■ **WHAT TO PRODUCE**
Among the entries below, find the lines with "data" and copy them.
_ _ _ _ _
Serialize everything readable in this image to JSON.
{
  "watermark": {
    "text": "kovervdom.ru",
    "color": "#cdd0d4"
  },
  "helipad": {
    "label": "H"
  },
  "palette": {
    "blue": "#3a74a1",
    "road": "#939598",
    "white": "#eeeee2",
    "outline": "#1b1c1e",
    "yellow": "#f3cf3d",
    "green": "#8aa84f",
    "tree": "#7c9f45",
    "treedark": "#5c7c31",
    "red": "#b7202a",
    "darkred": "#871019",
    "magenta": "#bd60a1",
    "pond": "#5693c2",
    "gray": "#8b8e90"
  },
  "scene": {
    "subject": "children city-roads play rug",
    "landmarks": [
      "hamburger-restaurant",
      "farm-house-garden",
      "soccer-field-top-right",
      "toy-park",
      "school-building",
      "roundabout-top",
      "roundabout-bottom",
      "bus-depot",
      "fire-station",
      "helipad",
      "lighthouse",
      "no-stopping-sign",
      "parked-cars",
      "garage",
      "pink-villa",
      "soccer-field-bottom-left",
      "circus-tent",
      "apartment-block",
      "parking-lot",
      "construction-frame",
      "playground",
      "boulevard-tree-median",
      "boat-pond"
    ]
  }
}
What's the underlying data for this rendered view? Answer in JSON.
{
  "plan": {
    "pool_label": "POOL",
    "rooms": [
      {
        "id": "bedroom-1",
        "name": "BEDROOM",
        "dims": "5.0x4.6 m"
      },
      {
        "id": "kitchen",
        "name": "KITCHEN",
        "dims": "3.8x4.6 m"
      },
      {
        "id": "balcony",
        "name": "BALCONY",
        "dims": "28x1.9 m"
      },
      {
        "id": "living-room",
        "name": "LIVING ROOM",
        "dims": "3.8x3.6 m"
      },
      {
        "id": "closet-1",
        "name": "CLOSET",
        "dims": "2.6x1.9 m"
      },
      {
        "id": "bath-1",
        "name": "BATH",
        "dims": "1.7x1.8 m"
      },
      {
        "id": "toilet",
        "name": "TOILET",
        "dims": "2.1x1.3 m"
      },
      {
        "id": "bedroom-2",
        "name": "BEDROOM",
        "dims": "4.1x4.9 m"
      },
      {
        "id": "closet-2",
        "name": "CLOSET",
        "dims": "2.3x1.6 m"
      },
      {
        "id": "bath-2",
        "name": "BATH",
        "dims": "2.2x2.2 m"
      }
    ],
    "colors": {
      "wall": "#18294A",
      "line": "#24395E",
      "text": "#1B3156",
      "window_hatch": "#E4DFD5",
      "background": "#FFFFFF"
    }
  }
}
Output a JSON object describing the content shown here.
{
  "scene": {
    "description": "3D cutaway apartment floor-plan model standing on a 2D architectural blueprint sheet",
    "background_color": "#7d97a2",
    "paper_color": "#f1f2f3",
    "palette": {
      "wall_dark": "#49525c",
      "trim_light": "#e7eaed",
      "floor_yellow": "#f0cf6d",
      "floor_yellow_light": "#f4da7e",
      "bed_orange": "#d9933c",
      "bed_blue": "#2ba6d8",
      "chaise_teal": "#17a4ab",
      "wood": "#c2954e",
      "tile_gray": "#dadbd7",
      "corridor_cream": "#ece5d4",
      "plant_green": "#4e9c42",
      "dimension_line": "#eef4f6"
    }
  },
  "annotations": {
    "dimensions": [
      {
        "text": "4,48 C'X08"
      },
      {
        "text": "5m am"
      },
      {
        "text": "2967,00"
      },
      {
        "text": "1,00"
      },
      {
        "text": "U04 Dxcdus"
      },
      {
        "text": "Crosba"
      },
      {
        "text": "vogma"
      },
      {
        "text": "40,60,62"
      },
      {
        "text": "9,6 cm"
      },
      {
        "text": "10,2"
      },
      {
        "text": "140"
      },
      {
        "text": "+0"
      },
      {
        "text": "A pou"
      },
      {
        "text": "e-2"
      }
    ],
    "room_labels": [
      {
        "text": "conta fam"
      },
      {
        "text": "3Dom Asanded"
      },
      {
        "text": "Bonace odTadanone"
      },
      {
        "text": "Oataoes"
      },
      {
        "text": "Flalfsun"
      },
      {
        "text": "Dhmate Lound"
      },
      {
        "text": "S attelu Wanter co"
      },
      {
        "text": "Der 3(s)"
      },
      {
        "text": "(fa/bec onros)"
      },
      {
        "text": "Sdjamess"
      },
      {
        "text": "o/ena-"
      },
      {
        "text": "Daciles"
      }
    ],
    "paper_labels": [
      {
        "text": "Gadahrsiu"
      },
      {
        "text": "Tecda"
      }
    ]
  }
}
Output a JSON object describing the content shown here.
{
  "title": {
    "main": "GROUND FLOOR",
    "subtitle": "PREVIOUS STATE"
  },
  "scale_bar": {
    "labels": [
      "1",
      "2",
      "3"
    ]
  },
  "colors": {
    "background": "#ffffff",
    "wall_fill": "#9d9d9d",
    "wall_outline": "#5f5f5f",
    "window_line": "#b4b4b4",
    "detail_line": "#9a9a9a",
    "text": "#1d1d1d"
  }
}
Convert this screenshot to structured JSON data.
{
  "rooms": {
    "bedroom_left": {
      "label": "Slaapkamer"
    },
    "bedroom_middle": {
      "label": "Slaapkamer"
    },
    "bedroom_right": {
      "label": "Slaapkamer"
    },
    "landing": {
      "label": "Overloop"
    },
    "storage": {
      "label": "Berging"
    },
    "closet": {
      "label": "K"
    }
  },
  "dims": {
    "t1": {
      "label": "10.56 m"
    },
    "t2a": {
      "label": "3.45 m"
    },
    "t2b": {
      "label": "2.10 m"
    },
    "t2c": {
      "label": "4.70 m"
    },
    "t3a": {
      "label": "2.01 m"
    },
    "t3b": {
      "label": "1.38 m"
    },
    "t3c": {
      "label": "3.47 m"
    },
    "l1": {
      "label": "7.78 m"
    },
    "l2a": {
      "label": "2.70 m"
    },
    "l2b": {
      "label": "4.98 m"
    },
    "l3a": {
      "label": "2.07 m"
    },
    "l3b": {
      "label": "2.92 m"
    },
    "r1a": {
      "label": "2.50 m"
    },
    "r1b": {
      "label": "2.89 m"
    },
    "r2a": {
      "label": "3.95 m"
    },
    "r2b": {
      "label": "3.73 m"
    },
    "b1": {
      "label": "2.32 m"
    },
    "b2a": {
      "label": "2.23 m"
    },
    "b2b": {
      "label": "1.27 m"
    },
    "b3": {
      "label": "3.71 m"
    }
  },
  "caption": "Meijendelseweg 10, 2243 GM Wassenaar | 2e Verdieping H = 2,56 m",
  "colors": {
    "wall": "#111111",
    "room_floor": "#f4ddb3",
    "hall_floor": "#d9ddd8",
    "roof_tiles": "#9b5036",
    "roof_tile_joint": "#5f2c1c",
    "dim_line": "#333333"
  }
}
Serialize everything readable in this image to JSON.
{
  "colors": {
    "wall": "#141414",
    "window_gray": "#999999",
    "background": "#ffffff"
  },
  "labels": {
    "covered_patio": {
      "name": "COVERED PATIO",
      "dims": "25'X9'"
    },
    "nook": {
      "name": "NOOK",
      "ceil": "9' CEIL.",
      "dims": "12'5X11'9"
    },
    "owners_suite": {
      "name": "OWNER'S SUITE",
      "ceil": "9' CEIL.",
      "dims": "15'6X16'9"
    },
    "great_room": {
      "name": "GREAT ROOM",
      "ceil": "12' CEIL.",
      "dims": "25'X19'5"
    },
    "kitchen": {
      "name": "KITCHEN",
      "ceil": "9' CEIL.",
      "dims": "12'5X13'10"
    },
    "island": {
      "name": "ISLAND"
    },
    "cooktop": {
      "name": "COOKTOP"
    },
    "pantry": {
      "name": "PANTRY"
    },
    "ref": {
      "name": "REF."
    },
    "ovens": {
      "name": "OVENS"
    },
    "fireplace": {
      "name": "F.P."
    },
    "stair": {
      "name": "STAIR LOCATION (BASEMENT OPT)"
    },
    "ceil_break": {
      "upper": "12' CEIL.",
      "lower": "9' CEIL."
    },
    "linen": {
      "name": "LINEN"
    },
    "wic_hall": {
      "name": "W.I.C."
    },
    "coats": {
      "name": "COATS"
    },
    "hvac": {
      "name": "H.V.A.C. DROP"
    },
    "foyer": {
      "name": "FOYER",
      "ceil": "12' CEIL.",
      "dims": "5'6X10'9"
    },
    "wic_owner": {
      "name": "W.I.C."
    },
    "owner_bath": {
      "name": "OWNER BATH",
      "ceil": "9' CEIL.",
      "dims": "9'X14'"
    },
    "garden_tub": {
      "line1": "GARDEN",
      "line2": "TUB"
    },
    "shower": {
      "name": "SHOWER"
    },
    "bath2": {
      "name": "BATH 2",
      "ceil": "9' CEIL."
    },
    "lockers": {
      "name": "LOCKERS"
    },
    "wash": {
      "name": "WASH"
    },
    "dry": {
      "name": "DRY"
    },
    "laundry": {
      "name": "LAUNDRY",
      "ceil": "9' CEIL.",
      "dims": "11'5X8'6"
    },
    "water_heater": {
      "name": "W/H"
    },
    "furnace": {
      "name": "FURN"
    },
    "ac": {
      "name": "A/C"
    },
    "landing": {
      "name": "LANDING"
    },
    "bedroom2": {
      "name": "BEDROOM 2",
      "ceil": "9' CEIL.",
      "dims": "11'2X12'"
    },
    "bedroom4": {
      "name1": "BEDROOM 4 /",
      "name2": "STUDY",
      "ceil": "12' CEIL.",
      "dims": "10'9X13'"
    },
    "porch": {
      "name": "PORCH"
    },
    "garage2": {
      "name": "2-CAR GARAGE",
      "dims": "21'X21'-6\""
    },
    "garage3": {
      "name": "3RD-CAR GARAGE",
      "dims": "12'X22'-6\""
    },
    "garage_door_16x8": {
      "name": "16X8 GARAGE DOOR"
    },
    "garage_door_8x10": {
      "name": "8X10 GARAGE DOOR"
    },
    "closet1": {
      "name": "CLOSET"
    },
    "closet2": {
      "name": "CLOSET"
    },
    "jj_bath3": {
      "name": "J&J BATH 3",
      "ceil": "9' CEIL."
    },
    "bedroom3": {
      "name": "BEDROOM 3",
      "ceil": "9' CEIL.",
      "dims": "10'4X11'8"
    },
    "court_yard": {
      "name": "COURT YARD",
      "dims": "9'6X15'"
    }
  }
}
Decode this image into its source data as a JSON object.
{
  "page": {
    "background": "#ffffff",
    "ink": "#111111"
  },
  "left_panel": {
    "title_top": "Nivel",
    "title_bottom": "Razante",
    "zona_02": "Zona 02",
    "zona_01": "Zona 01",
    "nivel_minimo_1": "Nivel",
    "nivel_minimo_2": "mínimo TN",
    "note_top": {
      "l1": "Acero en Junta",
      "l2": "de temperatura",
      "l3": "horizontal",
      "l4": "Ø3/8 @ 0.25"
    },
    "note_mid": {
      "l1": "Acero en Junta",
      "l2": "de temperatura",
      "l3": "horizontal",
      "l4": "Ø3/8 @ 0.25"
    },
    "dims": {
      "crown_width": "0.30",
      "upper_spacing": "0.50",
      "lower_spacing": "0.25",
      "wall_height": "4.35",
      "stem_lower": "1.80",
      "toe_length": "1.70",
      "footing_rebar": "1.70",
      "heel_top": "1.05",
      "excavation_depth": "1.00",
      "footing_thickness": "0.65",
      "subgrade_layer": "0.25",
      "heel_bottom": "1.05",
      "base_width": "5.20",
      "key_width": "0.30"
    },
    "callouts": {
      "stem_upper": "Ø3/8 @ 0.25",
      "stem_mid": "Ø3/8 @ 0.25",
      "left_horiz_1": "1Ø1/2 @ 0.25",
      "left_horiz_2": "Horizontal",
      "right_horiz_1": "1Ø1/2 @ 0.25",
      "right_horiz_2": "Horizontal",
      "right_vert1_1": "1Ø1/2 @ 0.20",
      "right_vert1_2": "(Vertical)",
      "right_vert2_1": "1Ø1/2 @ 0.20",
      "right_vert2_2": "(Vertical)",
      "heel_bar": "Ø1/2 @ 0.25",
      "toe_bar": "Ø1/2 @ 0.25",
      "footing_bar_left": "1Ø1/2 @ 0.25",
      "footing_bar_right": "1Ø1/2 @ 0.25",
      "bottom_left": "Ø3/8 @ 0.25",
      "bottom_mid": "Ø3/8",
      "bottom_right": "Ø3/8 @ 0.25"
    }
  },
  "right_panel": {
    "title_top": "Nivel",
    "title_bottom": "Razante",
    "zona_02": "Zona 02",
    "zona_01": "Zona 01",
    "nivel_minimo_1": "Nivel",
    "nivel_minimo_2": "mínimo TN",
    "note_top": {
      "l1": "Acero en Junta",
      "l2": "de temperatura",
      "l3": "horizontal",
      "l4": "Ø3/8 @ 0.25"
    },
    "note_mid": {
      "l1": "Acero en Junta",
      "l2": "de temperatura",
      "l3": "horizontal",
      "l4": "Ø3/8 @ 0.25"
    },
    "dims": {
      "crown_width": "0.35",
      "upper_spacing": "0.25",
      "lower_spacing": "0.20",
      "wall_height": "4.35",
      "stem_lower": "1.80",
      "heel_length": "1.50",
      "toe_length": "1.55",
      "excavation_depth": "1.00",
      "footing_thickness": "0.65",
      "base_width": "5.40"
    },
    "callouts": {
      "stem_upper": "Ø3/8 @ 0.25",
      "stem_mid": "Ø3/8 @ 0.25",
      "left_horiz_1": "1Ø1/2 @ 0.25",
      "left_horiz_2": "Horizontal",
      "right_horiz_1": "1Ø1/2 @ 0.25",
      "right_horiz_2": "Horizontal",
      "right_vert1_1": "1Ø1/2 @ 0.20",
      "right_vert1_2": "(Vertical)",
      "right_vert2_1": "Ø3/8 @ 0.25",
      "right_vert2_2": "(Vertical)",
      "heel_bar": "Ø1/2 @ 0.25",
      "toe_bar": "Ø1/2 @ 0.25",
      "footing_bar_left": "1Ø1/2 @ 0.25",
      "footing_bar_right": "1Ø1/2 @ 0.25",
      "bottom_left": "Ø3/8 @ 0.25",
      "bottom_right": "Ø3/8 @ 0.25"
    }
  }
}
_ _ _ _ _
■ **RESULT OF THIS TASK**
What's the underlying data for this rendered view? Answer in JSON.
Convert this screenshot to structured JSON data.
Decode this image into its source data as a JSON object.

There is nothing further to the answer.